Collected data entries

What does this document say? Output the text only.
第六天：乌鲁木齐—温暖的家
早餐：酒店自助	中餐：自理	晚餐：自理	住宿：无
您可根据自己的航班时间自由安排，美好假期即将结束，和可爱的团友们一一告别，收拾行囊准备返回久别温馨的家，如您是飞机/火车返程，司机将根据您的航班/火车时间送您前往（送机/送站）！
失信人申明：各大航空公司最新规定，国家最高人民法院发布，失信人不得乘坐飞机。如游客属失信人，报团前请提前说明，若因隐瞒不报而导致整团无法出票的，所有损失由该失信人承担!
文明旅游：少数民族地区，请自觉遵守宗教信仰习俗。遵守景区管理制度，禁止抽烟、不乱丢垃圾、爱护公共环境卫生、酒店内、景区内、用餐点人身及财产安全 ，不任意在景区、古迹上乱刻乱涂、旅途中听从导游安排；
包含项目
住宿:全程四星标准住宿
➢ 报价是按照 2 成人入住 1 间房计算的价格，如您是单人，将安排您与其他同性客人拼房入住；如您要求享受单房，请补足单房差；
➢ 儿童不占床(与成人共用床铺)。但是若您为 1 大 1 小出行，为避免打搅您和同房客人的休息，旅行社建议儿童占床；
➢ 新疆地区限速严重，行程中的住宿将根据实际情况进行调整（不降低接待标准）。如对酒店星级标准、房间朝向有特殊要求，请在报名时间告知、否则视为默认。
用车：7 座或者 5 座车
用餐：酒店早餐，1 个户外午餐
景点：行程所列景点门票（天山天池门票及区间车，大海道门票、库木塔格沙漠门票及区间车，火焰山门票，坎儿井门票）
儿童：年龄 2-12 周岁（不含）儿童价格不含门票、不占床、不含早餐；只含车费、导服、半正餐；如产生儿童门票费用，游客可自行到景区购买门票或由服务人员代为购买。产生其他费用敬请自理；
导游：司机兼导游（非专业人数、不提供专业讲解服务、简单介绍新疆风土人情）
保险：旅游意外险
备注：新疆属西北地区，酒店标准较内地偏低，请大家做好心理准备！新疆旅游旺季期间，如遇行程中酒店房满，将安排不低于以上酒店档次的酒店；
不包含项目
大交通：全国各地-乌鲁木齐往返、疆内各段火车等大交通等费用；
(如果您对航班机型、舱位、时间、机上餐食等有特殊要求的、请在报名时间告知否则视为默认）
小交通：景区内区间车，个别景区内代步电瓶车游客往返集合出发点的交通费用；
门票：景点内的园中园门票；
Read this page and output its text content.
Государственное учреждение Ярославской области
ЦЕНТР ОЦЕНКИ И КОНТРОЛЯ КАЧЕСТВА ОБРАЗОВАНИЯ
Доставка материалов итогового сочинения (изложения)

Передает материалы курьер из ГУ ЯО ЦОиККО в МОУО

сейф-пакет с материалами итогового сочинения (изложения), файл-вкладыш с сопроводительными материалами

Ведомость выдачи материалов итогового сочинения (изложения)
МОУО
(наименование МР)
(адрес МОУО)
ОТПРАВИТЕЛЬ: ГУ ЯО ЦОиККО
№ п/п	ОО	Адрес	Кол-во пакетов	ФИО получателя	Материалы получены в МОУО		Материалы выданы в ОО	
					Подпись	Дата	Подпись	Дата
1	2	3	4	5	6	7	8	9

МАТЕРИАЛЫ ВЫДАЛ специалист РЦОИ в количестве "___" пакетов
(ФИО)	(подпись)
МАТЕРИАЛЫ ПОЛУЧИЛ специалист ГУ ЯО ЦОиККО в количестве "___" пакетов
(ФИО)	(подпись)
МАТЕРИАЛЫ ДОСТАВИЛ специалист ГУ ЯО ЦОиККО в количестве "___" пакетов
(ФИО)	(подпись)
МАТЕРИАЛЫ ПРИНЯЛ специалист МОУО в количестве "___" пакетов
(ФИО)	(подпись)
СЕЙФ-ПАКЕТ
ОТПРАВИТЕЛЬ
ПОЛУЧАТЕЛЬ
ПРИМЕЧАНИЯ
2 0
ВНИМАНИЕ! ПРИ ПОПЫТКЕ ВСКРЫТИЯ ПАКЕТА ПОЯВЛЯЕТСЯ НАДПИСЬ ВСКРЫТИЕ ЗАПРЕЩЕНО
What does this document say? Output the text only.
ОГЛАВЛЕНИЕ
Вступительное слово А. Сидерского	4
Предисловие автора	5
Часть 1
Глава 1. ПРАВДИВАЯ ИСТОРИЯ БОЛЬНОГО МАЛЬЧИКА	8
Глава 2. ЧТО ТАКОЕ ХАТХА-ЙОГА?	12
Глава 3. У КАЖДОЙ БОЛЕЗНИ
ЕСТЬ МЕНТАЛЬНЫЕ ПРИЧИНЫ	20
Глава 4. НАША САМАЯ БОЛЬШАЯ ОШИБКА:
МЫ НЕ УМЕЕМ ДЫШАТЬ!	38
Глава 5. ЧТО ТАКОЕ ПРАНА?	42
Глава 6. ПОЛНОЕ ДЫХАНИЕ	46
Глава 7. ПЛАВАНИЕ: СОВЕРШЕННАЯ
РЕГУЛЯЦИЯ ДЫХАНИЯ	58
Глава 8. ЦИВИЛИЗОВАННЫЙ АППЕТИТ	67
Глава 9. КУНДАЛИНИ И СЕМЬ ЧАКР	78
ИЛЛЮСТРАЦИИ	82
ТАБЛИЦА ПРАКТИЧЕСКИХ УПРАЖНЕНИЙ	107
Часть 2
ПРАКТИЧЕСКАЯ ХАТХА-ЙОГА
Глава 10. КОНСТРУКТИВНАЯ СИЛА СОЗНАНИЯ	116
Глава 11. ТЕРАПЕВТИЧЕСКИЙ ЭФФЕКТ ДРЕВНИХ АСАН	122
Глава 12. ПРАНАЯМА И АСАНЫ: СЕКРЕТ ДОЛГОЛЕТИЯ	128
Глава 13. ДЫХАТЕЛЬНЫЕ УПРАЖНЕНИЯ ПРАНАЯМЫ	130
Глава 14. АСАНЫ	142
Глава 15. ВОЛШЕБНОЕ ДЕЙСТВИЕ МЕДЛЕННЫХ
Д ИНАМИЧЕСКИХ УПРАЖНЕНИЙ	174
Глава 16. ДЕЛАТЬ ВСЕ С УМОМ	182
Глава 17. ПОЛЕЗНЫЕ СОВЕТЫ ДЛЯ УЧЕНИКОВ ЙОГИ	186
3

# Set problem:
Work out how many lines of the listing above include "изложения". Answer with the number and nothing more.

# Solution to the exercise:
3